Extracted data ▸
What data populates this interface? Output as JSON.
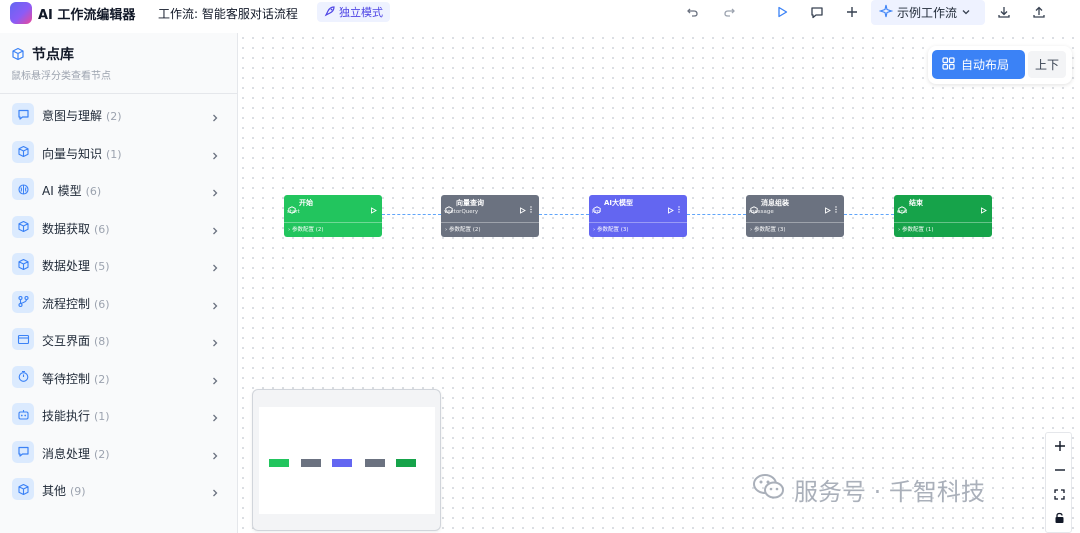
{
  "header": {
    "app_title": "AI 工作流编辑器",
    "workflow_label": "工作流: 智能客服对话流程",
    "mode_badge": "独立模式",
    "example_button": "示例工作流"
  },
  "sidebar": {
    "title": "节点库",
    "subtitle": "鼠标悬浮分类查看节点",
    "categories": [
      {
        "label": "意图与理解",
        "count": "(2)",
        "icon": "message-icon"
      },
      {
        "label": "向量与知识",
        "count": "(1)",
        "icon": "cube-icon"
      },
      {
        "label": "AI 模型",
        "count": "(6)",
        "icon": "brain-icon"
      },
      {
        "label": "数据获取",
        "count": "(6)",
        "icon": "cube-icon"
      },
      {
        "label": "数据处理",
        "count": "(5)",
        "icon": "cube-icon"
      },
      {
        "label": "流程控制",
        "count": "(6)",
        "icon": "branch-icon"
      },
      {
        "label": "交互界面",
        "count": "(8)",
        "icon": "window-icon"
      },
      {
        "label": "等待控制",
        "count": "(2)",
        "icon": "timer-icon"
      },
      {
        "label": "技能执行",
        "count": "(1)",
        "icon": "robot-icon"
      },
      {
        "label": "消息处理",
        "count": "(2)",
        "icon": "message-icon"
      },
      {
        "label": "其他",
        "count": "(9)",
        "icon": "cube-icon"
      }
    ]
  },
  "toolbar": {
    "auto_layout": "自动布局",
    "direction": "上下"
  },
  "nodes": [
    {
      "title": "开始",
      "type": "start",
      "params": "参数配置 (2)",
      "color": "#22c55e"
    },
    {
      "title": "向量查询",
      "type": "vectorQuery",
      "params": "参数配置 (2)",
      "color": "#6b7280"
    },
    {
      "title": "AI大模型",
      "type": "llm",
      "params": "参数配置 (3)",
      "color": "#6366f1"
    },
    {
      "title": "消息组装",
      "type": "message",
      "params": "参数配置 (3)",
      "color": "#6b7280"
    },
    {
      "title": "结束",
      "type": "end",
      "params": "参数配置 (1)",
      "color": "#16a34a"
    }
  ],
  "watermark": "服务号 · 千智科技"
}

Task requirements ▸ Write out the listing word for word, omitting the pictures it holds.

Response ▸
What data populates this interface? Output as JSON.
{
  "header": {
    "app_title": "AI 工作流编辑器",
    "workflow_label": "工作流: 智能客服对话流程",
    "mode_badge": "独立模式",
    "example_button": "示例工作流"
  },
  "sidebar": {
    "title": "节点库",
    "subtitle": "鼠标悬浮分类查看节点",
    "categories": [
      {
        "label": "意图与理解",
        "count": "(2)",
        "icon": "message-icon"
      },
      {
        "label": "向量与知识",
        "count": "(1)",
        "icon": "cube-icon"
      },
      {
        "label": "AI 模型",
        "count": "(6)",
        "icon": "brain-icon"
      },
      {
        "label": "数据获取",
        "count": "(6)",
        "icon": "cube-icon"
      },
      {
        "label": "数据处理",
        "count": "(5)",
        "icon": "cube-icon"
      },
      {
        "label": "流程控制",
        "count": "(6)",
        "icon": "branch-icon"
      },
      {
        "label": "交互界面",
        "count": "(8)",
        "icon": "window-icon"
      },
      {
        "label": "等待控制",
        "count": "(2)",
        "icon": "timer-icon"
      },
      {
        "label": "技能执行",
        "count": "(1)",
        "icon": "robot-icon"
      },
      {
        "label": "消息处理",
        "count": "(2)",
        "icon": "message-icon"
      },
      {
        "label": "其他",
        "count": "(9)",
        "icon": "cube-icon"
      }
    ]
  },
  "toolbar": {
    "auto_layout": "自动布局",
    "direction": "上下"
  },
  "nodes": [
    {
      "title": "开始",
      "type": "start",
      "params": "参数配置 (2)",
      "color": "#22c55e"
    },
    {
      "title": "向量查询",
      "type": "vectorQuery",
      "params": "参数配置 (2)",
      "color": "#6b7280"
    },
    {
      "title": "AI大模型",
      "type": "llm",
      "params": "参数配置 (3)",
      "color": "#6366f1"
    },
    {
      "title": "消息组装",
      "type": "message",
      "params": "参数配置 (3)",
      "color": "#6b7280"
    },
    {
      "title": "结束",
      "type": "end",
      "params": "参数配置 (1)",
      "color": "#16a34a"
    }
  ],
  "watermark": "服务号 · 千智科技"
}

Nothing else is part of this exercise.